**Data for processing**:
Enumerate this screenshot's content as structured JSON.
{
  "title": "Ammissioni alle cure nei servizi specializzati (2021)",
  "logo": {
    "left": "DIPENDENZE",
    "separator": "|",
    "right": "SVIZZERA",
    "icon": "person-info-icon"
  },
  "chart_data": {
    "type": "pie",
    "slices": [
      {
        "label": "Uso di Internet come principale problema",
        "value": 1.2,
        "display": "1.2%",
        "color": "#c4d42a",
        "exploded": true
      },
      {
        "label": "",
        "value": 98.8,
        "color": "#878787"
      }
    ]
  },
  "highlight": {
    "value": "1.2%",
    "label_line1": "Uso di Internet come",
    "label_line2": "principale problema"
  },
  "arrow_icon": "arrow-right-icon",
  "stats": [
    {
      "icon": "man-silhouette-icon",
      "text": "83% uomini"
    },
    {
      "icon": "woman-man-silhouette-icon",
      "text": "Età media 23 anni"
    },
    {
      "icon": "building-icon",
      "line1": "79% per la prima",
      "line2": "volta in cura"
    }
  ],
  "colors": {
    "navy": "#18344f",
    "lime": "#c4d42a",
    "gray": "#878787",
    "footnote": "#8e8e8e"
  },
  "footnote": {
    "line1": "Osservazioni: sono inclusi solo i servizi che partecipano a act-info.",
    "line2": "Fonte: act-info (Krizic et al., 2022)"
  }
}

**What to do**:
Write out every line of the material again, exactly as it reads.

**Reply to the task**:
Enumerate this screenshot's content as structured JSON.
{
  "title": "Ammissioni alle cure nei servizi specializzati (2021)",
  "logo": {
    "left": "DIPENDENZE",
    "separator": "|",
    "right": "SVIZZERA",
    "icon": "person-info-icon"
  },
  "chart_data": {
    "type": "pie",
    "slices": [
      {
        "label": "Uso di Internet come principale problema",
        "value": 1.2,
        "display": "1.2%",
        "color": "#c4d42a",
        "exploded": true
      },
      {
        "label": "",
        "value": 98.8,
        "color": "#878787"
      }
    ]
  },
  "highlight": {
    "value": "1.2%",
    "label_line1": "Uso di Internet come",
    "label_line2": "principale problema"
  },
  "arrow_icon": "arrow-right-icon",
  "stats": [
    {
      "icon": "man-silhouette-icon",
      "text": "83% uomini"
    },
    {
      "icon": "woman-man-silhouette-icon",
      "text": "Età media 23 anni"
    },
    {
      "icon": "building-icon",
      "line1": "79% per la prima",
      "line2": "volta in cura"
    }
  ],
  "colors": {
    "navy": "#18344f",
    "lime": "#c4d42a",
    "gray": "#878787",
    "footnote": "#8e8e8e"
  },
  "footnote": {
    "line1": "Osservazioni: sono inclusi solo i servizi che partecipano a act-info.",
    "line2": "Fonte: act-info (Krizic et al., 2022)"
  }
}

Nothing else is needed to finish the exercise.